— Start DATA FOR THE TASK —

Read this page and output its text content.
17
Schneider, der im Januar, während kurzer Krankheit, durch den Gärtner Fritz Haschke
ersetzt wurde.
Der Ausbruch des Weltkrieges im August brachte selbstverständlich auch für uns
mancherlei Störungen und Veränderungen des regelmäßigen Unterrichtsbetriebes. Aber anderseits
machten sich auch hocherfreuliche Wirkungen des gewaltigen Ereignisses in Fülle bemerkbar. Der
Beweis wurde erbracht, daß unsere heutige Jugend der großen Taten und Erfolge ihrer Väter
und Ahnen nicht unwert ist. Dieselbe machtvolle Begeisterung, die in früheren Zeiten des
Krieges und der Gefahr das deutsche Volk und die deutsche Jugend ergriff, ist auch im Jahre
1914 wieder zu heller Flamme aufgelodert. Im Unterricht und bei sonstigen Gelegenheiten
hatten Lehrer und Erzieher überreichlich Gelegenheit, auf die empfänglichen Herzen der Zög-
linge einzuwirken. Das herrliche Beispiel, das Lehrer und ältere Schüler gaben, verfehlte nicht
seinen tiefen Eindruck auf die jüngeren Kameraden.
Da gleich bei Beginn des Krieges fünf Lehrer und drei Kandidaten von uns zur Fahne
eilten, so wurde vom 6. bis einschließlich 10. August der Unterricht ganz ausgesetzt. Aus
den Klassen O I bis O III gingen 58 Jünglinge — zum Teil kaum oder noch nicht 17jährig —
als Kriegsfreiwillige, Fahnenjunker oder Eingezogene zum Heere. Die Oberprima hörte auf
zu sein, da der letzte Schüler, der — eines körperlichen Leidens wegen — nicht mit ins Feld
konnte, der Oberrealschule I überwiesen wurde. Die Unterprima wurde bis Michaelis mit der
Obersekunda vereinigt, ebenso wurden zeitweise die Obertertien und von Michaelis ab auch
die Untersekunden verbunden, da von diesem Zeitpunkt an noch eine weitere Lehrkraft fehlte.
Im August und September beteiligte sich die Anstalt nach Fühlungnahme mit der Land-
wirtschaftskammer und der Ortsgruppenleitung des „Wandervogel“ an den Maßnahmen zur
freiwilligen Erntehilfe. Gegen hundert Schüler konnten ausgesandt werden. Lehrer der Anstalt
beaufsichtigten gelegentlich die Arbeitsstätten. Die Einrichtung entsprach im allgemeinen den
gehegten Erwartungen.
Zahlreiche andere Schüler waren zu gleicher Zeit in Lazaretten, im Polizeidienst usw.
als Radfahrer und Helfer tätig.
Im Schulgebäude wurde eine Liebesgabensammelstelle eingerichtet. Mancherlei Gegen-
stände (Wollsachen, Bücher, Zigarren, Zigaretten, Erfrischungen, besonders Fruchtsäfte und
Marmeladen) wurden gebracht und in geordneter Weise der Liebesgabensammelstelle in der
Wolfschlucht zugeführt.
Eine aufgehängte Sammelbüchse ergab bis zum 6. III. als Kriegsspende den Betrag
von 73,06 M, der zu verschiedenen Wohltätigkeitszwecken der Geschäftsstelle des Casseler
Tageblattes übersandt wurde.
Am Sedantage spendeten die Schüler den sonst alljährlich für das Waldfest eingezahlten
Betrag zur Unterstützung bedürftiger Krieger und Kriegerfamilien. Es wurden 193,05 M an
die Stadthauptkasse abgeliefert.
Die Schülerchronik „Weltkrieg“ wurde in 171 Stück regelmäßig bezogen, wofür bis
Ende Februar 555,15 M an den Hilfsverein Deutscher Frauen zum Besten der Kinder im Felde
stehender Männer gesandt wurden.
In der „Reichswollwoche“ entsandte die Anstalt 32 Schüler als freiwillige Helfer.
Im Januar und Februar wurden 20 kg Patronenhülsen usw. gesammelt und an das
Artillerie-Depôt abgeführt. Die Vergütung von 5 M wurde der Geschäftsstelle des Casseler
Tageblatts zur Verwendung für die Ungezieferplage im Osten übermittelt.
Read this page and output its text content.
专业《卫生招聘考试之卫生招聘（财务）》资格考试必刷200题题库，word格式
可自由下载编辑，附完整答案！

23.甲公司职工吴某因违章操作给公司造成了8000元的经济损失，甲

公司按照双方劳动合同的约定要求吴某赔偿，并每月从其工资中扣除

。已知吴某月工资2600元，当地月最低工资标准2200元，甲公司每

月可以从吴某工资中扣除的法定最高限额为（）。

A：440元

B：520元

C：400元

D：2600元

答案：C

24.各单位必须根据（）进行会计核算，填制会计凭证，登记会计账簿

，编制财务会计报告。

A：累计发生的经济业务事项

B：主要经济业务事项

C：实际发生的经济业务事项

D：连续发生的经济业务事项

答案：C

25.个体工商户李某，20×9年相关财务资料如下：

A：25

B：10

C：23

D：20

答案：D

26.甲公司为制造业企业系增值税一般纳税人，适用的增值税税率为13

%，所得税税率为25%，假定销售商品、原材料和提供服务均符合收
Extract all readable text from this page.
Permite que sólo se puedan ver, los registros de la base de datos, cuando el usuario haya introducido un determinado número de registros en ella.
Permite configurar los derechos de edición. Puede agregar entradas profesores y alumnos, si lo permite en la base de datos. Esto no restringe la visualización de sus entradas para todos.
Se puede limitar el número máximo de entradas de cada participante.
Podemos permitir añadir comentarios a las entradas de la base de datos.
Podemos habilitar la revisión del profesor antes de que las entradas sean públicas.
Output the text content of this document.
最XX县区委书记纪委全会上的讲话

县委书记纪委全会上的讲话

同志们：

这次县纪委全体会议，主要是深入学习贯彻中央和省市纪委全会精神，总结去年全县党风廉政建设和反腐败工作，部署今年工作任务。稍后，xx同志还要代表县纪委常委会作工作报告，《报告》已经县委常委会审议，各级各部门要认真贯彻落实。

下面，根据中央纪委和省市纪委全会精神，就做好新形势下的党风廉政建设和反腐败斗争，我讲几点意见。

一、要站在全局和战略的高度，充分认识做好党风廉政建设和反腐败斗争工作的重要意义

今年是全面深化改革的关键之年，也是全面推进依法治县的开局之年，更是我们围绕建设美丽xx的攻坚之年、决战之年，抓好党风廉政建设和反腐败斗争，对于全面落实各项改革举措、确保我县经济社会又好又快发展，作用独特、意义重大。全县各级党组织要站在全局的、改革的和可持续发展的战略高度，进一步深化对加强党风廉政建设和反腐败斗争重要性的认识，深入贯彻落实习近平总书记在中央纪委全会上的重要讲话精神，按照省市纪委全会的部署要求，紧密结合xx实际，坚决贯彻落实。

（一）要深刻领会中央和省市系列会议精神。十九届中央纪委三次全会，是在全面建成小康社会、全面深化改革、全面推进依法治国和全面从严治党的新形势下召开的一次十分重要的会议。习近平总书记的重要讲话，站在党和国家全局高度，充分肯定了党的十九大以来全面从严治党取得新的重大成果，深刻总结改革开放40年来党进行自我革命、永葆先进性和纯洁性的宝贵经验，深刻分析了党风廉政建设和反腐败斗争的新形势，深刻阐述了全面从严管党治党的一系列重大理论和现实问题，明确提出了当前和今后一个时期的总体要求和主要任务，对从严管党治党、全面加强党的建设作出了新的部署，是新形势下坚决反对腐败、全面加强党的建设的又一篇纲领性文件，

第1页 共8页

— End DATA FOR THE TASK —

§ GIVEN PROBLEM
Would you reproduce all the entries exactly?

§ RESPONSE TO THIS TASK
Read this page and output its text content.
17
Schneider, der im Januar, während kurzer Krankheit, durch den Gärtner Fritz Haschke
ersetzt wurde.
Der Ausbruch des Weltkrieges im August brachte selbstverständlich auch für uns
mancherlei Störungen und Veränderungen des regelmäßigen Unterrichtsbetriebes. Aber anderseits
machten sich auch hocherfreuliche Wirkungen des gewaltigen Ereignisses in Fülle bemerkbar. Der
Beweis wurde erbracht, daß unsere heutige Jugend der großen Taten und Erfolge ihrer Väter
und Ahnen nicht unwert ist. Dieselbe machtvolle Begeisterung, die in früheren Zeiten des
Krieges und der Gefahr das deutsche Volk und die deutsche Jugend ergriff, ist auch im Jahre
1914 wieder zu heller Flamme aufgelodert. Im Unterricht und bei sonstigen Gelegenheiten
hatten Lehrer und Erzieher überreichlich Gelegenheit, auf die empfänglichen Herzen der Zög-
linge einzuwirken. Das herrliche Beispiel, das Lehrer und ältere Schüler gaben, verfehlte nicht
seinen tiefen Eindruck auf die jüngeren Kameraden.
Da gleich bei Beginn des Krieges fünf Lehrer und drei Kandidaten von uns zur Fahne
eilten, so wurde vom 6. bis einschließlich 10. August der Unterricht ganz ausgesetzt. Aus
den Klassen O I bis O III gingen 58 Jünglinge — zum Teil kaum oder noch nicht 17jährig —
als Kriegsfreiwillige, Fahnenjunker oder Eingezogene zum Heere. Die Oberprima hörte auf
zu sein, da der letzte Schüler, der — eines körperlichen Leidens wegen — nicht mit ins Feld
konnte, der Oberrealschule I überwiesen wurde. Die Unterprima wurde bis Michaelis mit der
Obersekunda vereinigt, ebenso wurden zeitweise die Obertertien und von Michaelis ab auch
die Untersekunden verbunden, da von diesem Zeitpunkt an noch eine weitere Lehrkraft fehlte.
Im August und September beteiligte sich die Anstalt nach Fühlungnahme mit der Land-
wirtschaftskammer und der Ortsgruppenleitung des „Wandervogel“ an den Maßnahmen zur
freiwilligen Erntehilfe. Gegen hundert Schüler konnten ausgesandt werden. Lehrer der Anstalt
beaufsichtigten gelegentlich die Arbeitsstätten. Die Einrichtung entsprach im allgemeinen den
gehegten Erwartungen.
Zahlreiche andere Schüler waren zu gleicher Zeit in Lazaretten, im Polizeidienst usw.
als Radfahrer und Helfer tätig.
Im Schulgebäude wurde eine Liebesgabensammelstelle eingerichtet. Mancherlei Gegen-
stände (Wollsachen, Bücher, Zigarren, Zigaretten, Erfrischungen, besonders Fruchtsäfte und
Marmeladen) wurden gebracht und in geordneter Weise der Liebesgabensammelstelle in der
Wolfschlucht zugeführt.
Eine aufgehängte Sammelbüchse ergab bis zum 6. III. als Kriegsspende den Betrag
von 73,06 M, der zu verschiedenen Wohltätigkeitszwecken der Geschäftsstelle des Casseler
Tageblattes übersandt wurde.
Am Sedantage spendeten die Schüler den sonst alljährlich für das Waldfest eingezahlten
Betrag zur Unterstützung bedürftiger Krieger und Kriegerfamilien. Es wurden 193,05 M an
die Stadthauptkasse abgeliefert.
Die Schülerchronik „Weltkrieg“ wurde in 171 Stück regelmäßig bezogen, wofür bis
Ende Februar 555,15 M an den Hilfsverein Deutscher Frauen zum Besten der Kinder im Felde
stehender Männer gesandt wurden.
In der „Reichswollwoche“ entsandte die Anstalt 32 Schüler als freiwillige Helfer.
Im Januar und Februar wurden 20 kg Patronenhülsen usw. gesammelt und an das
Artillerie-Depôt abgeführt. Die Vergütung von 5 M wurde der Geschäftsstelle des Casseler
Tageblatts zur Verwendung für die Ungezieferplage im Osten übermittelt.
Read this page and output its text content.
专业《卫生招聘考试之卫生招聘（财务）》资格考试必刷200题题库，word格式
可自由下载编辑，附完整答案！

23.甲公司职工吴某因违章操作给公司造成了8000元的经济损失，甲

公司按照双方劳动合同的约定要求吴某赔偿，并每月从其工资中扣除

。已知吴某月工资2600元，当地月最低工资标准2200元，甲公司每

月可以从吴某工资中扣除的法定最高限额为（）。

A：440元

B：520元

C：400元

D：2600元

答案：C

24.各单位必须根据（）进行会计核算，填制会计凭证，登记会计账簿

，编制财务会计报告。

A：累计发生的经济业务事项

B：主要经济业务事项

C：实际发生的经济业务事项

D：连续发生的经济业务事项

答案：C

25.个体工商户李某，20×9年相关财务资料如下：

A：25

B：10

C：23

D：20

答案：D

26.甲公司为制造业企业系增值税一般纳税人，适用的增值税税率为13

%，所得税税率为25%，假定销售商品、原材料和提供服务均符合收
Extract all readable text from this page.
Permite que sólo se puedan ver, los registros de la base de datos, cuando el usuario haya introducido un determinado número de registros en ella.
Permite configurar los derechos de edición. Puede agregar entradas profesores y alumnos, si lo permite en la base de datos. Esto no restringe la visualización de sus entradas para todos.
Se puede limitar el número máximo de entradas de cada participante.
Podemos permitir añadir comentarios a las entradas de la base de datos.
Podemos habilitar la revisión del profesor antes de que las entradas sean públicas.
Output the text content of this document.
最XX县区委书记纪委全会上的讲话

县委书记纪委全会上的讲话

同志们：

这次县纪委全体会议，主要是深入学习贯彻中央和省市纪委全会精神，总结去年全县党风廉政建设和反腐败工作，部署今年工作任务。稍后，xx同志还要代表县纪委常委会作工作报告，《报告》已经县委常委会审议，各级各部门要认真贯彻落实。

下面，根据中央纪委和省市纪委全会精神，就做好新形势下的党风廉政建设和反腐败斗争，我讲几点意见。

一、要站在全局和战略的高度，充分认识做好党风廉政建设和反腐败斗争工作的重要意义

今年是全面深化改革的关键之年，也是全面推进依法治县的开局之年，更是我们围绕建设美丽xx的攻坚之年、决战之年，抓好党风廉政建设和反腐败斗争，对于全面落实各项改革举措、确保我县经济社会又好又快发展，作用独特、意义重大。全县各级党组织要站在全局的、改革的和可持续发展的战略高度，进一步深化对加强党风廉政建设和反腐败斗争重要性的认识，深入贯彻落实习近平总书记在中央纪委全会上的重要讲话精神，按照省市纪委全会的部署要求，紧密结合xx实际，坚决贯彻落实。

（一）要深刻领会中央和省市系列会议精神。十九届中央纪委三次全会，是在全面建成小康社会、全面深化改革、全面推进依法治国和全面从严治党的新形势下召开的一次十分重要的会议。习近平总书记的重要讲话，站在党和国家全局高度，充分肯定了党的十九大以来全面从严治党取得新的重大成果，深刻总结改革开放40年来党进行自我革命、永葆先进性和纯洁性的宝贵经验，深刻分析了党风廉政建设和反腐败斗争的新形势，深刻阐述了全面从严管党治党的一系列重大理论和现实问题，明确提出了当前和今后一个时期的总体要求和主要任务，对从严管党治党、全面加强党的建设作出了新的部署，是新形势下坚决反对腐败、全面加强党的建设的又一篇纲领性文件，

第1页 共8页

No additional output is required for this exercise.